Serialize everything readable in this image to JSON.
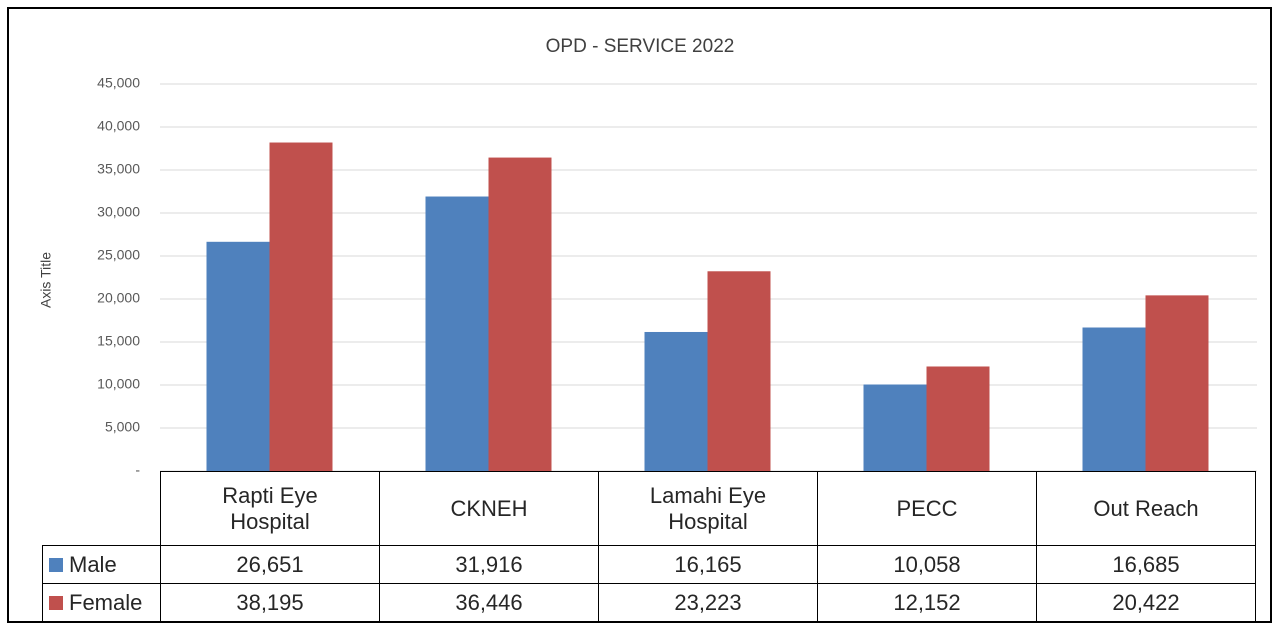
{
  "chart_data": {
    "type": "bar",
    "title": "OPD - SERVICE 2022",
    "y_label": "Axis Title",
    "categories": [
      "Rapti Eye Hospital",
      "CKNEH",
      "Lamahi Eye Hospital",
      "PECC",
      "Out Reach"
    ],
    "series": [
      {
        "name": "Male",
        "color": "#4f81bd",
        "values": [
          26651,
          31916,
          16165,
          10058,
          16685
        ],
        "value_labels": [
          "26,651",
          "31,916",
          "16,165",
          "10,058",
          "16,685"
        ]
      },
      {
        "name": "Female",
        "color": "#c0504d",
        "values": [
          38195,
          36446,
          23223,
          12152,
          20422
        ],
        "value_labels": [
          "38,195",
          "36,446",
          "23,223",
          "12,152",
          "20,422"
        ]
      }
    ],
    "ylim": [
      0,
      45000
    ],
    "yticks": [
      {
        "value": 0,
        "label": "-"
      },
      {
        "value": 5000,
        "label": "5,000"
      },
      {
        "value": 10000,
        "label": "10,000"
      },
      {
        "value": 15000,
        "label": "15,000"
      },
      {
        "value": 20000,
        "label": "20,000"
      },
      {
        "value": 25000,
        "label": "25,000"
      },
      {
        "value": 30000,
        "label": "30,000"
      },
      {
        "value": 35000,
        "label": "35,000"
      },
      {
        "value": 40000,
        "label": "40,000"
      },
      {
        "value": 45000,
        "label": "45,000"
      }
    ],
    "grid": true
  }
}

-------------------------

Check all the records above and select each line where the string "Hospital" is found.

RESPONSE TO THIS TASK »
      "Rapti Eye Hospital",
      "Lamahi Eye Hospital",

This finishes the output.